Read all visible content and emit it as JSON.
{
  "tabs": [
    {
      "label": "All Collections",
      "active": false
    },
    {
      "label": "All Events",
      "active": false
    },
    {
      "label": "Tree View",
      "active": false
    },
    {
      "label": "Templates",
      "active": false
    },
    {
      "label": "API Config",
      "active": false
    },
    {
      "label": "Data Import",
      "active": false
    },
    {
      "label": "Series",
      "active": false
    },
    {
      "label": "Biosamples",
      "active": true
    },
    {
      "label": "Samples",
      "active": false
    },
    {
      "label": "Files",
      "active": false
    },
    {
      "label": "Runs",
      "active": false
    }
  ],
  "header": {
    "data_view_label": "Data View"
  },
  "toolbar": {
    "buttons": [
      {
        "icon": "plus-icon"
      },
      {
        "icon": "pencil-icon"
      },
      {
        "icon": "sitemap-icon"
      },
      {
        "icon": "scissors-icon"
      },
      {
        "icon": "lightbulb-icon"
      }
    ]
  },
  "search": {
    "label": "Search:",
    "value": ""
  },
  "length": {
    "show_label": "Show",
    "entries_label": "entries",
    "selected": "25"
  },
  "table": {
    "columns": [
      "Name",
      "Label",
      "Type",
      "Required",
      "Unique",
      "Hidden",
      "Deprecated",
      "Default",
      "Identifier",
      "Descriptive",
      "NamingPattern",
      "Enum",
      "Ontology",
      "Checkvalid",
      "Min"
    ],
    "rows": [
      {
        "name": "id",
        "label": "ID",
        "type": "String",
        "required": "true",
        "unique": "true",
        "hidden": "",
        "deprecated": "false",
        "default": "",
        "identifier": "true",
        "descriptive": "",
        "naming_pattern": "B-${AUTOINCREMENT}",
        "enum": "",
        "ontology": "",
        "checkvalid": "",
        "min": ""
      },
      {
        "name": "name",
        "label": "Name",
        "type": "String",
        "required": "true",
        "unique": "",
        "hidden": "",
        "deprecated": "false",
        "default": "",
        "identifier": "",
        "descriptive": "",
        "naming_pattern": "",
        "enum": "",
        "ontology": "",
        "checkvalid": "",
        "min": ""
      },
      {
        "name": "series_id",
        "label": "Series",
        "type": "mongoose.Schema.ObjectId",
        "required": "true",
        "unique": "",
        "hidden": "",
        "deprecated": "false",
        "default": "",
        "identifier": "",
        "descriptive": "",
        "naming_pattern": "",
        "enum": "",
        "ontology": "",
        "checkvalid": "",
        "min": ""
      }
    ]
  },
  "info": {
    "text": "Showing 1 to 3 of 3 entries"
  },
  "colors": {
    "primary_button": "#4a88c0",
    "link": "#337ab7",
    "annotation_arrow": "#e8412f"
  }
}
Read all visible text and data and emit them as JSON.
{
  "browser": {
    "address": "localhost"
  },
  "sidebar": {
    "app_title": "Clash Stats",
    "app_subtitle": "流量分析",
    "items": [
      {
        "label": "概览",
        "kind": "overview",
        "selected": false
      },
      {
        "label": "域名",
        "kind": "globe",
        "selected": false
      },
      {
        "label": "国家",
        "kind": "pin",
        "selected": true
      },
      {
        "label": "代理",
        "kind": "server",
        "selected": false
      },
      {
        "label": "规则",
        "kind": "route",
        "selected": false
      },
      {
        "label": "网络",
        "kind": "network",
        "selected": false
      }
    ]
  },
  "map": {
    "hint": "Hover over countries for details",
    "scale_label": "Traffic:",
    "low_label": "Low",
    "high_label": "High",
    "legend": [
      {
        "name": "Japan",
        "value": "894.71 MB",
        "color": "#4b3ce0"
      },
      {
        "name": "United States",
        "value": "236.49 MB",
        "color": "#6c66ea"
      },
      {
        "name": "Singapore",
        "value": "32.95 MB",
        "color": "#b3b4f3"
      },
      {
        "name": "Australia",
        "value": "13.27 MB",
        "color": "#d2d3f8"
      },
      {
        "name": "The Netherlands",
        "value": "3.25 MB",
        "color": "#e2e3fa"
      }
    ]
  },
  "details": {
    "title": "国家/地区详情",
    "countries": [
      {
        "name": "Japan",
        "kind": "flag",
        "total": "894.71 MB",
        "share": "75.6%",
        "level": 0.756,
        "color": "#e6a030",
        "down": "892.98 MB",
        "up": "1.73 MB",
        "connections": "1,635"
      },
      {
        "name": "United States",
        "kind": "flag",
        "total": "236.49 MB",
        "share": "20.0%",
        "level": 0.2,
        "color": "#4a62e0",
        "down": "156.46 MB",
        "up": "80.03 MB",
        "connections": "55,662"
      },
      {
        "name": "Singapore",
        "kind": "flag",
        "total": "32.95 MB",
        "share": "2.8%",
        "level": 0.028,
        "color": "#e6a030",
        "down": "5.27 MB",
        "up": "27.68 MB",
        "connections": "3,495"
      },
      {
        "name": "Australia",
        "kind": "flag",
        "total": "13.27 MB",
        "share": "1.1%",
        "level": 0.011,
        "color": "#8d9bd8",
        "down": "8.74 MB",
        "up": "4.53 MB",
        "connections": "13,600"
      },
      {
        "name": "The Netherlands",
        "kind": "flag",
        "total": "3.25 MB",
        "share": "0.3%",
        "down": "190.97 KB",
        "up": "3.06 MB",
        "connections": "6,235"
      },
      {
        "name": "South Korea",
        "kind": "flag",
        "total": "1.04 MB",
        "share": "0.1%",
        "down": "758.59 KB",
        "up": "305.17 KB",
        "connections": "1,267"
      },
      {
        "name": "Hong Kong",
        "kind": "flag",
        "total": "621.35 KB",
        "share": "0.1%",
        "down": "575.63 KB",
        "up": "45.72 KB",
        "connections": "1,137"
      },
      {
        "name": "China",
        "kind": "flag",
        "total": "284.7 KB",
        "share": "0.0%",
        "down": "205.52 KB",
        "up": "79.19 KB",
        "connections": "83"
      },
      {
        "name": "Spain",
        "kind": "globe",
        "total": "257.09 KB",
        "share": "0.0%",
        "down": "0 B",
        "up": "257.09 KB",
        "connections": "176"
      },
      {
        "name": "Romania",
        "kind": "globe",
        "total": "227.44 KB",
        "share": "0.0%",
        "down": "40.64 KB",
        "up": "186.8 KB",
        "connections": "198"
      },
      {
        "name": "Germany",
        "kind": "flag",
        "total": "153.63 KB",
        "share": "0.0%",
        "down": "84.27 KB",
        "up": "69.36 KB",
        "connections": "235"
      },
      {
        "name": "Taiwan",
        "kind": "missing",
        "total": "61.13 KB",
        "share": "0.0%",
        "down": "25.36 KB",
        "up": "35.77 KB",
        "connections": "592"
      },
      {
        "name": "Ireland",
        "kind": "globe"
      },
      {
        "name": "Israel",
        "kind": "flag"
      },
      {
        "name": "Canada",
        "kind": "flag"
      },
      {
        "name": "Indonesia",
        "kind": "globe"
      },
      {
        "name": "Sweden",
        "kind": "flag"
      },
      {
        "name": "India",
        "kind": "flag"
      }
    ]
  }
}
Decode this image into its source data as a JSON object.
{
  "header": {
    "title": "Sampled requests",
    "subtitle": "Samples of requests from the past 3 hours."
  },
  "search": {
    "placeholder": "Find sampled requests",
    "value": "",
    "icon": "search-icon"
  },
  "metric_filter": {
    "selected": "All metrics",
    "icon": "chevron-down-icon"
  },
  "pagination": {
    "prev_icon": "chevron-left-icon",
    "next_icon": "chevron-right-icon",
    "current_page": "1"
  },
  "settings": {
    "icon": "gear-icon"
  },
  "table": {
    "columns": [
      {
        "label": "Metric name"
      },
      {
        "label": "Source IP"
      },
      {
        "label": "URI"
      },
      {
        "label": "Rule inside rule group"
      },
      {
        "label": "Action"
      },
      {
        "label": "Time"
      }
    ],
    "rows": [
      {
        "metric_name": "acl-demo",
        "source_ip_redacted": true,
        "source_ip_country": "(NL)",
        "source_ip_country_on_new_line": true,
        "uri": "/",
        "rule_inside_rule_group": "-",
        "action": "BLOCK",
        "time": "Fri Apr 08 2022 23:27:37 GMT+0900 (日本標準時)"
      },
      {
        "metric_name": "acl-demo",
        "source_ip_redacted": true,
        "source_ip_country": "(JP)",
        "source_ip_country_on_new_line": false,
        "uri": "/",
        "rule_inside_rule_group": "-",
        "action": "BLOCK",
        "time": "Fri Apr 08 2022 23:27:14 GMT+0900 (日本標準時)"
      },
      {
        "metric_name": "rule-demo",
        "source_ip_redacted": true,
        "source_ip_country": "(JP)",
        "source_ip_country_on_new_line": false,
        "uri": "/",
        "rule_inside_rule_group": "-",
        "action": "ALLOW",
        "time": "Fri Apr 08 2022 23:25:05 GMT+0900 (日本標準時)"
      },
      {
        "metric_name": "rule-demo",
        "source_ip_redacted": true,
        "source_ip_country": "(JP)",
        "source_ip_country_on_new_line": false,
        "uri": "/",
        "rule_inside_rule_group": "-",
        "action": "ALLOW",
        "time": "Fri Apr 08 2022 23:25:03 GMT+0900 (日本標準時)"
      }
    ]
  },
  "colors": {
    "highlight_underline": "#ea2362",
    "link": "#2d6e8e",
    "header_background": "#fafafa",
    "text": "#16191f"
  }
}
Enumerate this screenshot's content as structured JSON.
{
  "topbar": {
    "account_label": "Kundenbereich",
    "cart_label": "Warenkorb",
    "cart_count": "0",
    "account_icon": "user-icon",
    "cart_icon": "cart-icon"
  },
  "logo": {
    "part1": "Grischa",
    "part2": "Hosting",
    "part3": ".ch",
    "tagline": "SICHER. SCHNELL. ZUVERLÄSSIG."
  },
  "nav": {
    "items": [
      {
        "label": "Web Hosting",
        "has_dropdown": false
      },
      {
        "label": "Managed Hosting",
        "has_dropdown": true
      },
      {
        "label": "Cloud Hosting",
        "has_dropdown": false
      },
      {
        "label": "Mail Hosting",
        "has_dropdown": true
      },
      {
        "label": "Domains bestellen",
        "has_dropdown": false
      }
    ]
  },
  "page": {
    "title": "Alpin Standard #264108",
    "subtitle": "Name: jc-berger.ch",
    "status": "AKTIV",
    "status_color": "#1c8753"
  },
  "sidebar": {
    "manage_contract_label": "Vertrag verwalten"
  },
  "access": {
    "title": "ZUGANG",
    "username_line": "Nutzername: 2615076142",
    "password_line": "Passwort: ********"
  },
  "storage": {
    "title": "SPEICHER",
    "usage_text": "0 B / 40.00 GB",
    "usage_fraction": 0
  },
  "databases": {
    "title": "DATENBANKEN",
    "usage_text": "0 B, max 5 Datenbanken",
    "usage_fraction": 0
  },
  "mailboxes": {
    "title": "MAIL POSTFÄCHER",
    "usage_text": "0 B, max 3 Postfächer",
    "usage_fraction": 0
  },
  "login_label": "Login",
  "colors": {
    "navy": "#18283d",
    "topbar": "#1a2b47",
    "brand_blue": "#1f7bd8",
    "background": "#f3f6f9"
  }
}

■ Brief
Note every line above where the string "Hosting" shows up, and copy those lines.

■ Response to this task
    "part2": "Hosting",
        "label": "Web Hosting",
        "label": "Managed Hosting",
        "label": "Cloud Hosting",
        "label": "Mail Hosting",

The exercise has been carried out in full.